┌─ RECORDED INFORMATION
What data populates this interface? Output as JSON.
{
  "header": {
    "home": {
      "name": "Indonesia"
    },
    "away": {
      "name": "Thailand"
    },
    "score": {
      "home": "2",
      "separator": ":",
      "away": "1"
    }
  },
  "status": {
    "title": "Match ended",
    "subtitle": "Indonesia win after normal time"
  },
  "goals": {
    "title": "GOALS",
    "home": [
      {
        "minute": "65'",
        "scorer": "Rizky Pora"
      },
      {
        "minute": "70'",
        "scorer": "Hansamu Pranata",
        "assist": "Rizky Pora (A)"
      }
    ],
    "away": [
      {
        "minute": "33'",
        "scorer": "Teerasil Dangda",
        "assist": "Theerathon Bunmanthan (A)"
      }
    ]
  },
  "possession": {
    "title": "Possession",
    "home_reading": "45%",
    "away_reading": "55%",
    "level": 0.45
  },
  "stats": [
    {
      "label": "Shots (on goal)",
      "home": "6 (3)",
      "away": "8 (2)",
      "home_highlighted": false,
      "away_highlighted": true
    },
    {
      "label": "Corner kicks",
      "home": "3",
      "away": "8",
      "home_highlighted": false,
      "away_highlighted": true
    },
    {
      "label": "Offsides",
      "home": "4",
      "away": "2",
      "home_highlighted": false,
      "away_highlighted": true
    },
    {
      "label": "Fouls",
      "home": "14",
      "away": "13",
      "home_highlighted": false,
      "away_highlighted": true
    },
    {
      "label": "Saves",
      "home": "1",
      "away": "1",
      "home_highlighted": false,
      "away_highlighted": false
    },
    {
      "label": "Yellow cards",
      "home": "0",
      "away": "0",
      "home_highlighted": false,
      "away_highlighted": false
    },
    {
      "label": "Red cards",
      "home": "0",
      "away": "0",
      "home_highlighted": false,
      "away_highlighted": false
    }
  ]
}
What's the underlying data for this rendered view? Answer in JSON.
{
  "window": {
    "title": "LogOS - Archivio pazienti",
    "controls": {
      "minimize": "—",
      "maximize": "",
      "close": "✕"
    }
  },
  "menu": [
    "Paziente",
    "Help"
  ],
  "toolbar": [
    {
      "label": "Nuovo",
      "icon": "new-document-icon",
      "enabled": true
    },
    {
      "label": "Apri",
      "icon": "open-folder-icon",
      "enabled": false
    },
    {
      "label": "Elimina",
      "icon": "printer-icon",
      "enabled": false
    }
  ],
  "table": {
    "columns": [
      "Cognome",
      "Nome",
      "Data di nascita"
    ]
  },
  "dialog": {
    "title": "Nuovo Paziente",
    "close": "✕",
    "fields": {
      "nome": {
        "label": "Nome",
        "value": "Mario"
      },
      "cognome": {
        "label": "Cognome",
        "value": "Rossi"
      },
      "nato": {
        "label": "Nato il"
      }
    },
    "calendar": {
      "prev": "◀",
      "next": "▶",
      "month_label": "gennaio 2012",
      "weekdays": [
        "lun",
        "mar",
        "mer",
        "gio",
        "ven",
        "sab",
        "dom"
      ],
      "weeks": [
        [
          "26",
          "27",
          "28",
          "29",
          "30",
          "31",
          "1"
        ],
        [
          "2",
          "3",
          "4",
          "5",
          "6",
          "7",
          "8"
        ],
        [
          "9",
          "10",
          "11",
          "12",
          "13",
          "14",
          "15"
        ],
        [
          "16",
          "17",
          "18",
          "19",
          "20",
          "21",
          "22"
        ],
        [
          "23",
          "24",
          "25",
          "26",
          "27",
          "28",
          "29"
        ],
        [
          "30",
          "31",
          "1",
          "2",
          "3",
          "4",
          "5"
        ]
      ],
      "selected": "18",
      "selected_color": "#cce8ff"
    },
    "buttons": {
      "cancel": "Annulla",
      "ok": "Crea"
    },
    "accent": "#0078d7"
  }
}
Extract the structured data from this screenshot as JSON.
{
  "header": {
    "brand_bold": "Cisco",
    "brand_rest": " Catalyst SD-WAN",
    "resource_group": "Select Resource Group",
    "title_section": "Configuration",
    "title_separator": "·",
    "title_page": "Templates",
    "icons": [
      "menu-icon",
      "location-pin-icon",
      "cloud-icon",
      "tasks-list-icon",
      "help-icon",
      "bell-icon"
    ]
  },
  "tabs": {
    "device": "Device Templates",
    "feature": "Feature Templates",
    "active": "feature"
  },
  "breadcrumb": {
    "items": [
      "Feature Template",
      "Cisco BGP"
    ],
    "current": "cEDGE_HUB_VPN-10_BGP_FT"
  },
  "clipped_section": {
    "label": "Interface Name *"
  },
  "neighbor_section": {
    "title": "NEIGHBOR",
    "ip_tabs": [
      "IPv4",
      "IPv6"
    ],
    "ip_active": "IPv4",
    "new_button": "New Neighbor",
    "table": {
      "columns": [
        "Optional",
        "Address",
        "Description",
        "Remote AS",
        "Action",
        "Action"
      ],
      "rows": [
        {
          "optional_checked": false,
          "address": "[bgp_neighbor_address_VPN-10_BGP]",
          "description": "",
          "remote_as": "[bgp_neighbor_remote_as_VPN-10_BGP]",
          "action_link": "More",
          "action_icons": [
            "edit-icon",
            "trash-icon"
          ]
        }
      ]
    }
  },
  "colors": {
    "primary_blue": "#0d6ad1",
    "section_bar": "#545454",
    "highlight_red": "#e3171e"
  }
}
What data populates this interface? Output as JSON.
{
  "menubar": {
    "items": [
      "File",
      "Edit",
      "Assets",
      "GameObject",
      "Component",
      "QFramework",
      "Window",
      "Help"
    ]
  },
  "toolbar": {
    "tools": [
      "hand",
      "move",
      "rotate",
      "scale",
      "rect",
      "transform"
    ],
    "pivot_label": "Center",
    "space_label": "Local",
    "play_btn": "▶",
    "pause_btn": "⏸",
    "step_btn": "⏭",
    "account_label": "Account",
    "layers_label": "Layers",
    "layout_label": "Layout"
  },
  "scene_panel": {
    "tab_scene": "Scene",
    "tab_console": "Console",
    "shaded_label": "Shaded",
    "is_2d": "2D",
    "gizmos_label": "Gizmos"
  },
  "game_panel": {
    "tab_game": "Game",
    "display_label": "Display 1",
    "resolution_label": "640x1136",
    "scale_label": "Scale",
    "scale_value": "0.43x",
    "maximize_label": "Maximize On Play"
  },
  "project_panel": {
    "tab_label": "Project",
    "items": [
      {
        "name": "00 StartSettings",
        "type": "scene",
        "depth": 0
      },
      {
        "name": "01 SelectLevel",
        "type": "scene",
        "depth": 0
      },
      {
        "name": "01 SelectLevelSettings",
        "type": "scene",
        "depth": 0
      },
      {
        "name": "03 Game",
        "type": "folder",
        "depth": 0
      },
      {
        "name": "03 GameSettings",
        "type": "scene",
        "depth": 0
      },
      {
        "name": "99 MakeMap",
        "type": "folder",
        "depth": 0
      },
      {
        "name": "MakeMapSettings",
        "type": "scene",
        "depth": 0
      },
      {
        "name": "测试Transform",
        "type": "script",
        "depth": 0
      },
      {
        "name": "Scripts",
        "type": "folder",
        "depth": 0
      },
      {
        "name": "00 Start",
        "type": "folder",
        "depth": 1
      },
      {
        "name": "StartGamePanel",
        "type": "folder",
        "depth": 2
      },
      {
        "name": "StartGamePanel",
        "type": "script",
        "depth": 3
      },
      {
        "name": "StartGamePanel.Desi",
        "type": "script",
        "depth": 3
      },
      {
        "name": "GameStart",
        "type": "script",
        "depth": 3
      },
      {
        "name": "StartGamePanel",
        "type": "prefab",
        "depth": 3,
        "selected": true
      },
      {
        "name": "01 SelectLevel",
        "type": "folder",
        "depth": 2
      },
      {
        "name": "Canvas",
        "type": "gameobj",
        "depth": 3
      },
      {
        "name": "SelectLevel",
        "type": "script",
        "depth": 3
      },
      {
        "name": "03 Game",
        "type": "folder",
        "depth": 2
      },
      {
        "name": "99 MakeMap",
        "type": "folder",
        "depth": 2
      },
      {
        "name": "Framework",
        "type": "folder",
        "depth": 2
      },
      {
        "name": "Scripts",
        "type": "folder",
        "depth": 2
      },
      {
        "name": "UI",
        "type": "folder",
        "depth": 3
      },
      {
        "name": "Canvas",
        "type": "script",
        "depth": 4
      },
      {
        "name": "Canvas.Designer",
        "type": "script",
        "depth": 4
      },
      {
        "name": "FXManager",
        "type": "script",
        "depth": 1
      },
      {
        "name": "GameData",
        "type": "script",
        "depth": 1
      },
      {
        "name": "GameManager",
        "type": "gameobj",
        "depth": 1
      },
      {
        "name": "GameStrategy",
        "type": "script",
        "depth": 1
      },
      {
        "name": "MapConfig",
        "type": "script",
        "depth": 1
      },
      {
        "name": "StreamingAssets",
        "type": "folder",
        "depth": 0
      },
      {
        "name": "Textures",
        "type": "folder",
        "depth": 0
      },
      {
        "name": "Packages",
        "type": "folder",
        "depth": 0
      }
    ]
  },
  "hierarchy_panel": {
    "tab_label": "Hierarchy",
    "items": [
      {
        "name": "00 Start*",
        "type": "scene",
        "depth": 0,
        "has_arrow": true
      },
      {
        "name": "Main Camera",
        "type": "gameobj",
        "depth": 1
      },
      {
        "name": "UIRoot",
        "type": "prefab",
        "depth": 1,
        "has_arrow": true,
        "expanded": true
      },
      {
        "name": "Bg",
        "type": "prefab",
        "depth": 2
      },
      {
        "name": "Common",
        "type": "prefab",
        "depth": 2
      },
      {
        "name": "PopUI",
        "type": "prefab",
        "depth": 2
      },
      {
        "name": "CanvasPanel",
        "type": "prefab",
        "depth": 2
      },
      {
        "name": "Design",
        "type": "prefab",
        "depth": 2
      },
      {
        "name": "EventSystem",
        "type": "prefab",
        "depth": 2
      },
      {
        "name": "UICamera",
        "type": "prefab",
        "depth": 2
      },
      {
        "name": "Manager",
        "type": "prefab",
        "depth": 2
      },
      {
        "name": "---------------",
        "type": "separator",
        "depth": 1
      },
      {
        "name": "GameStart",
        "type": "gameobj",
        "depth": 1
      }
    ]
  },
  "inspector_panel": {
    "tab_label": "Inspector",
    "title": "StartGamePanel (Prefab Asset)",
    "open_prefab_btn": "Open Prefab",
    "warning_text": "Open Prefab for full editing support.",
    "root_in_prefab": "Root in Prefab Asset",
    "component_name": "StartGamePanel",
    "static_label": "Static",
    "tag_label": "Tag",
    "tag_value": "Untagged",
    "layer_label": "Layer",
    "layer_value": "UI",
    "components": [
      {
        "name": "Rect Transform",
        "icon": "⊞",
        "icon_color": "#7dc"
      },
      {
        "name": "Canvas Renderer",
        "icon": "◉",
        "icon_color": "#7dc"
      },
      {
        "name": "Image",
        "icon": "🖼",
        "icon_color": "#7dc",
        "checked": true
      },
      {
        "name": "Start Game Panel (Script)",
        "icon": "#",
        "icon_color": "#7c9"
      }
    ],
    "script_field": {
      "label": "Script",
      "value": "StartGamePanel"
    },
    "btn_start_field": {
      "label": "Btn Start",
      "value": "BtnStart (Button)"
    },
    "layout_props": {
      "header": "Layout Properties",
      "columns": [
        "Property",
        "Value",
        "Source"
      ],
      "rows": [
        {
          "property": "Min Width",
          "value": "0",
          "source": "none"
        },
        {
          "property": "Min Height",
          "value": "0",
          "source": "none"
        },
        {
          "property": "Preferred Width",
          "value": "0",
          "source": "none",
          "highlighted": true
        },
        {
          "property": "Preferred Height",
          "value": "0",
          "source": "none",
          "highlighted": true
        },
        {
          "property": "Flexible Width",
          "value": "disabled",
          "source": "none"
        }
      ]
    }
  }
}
└─
EXERCISE: Gather each line holding the string "Height".

FULL ANSWER:
          "property": "Min Height",
          "property": "Preferred Height",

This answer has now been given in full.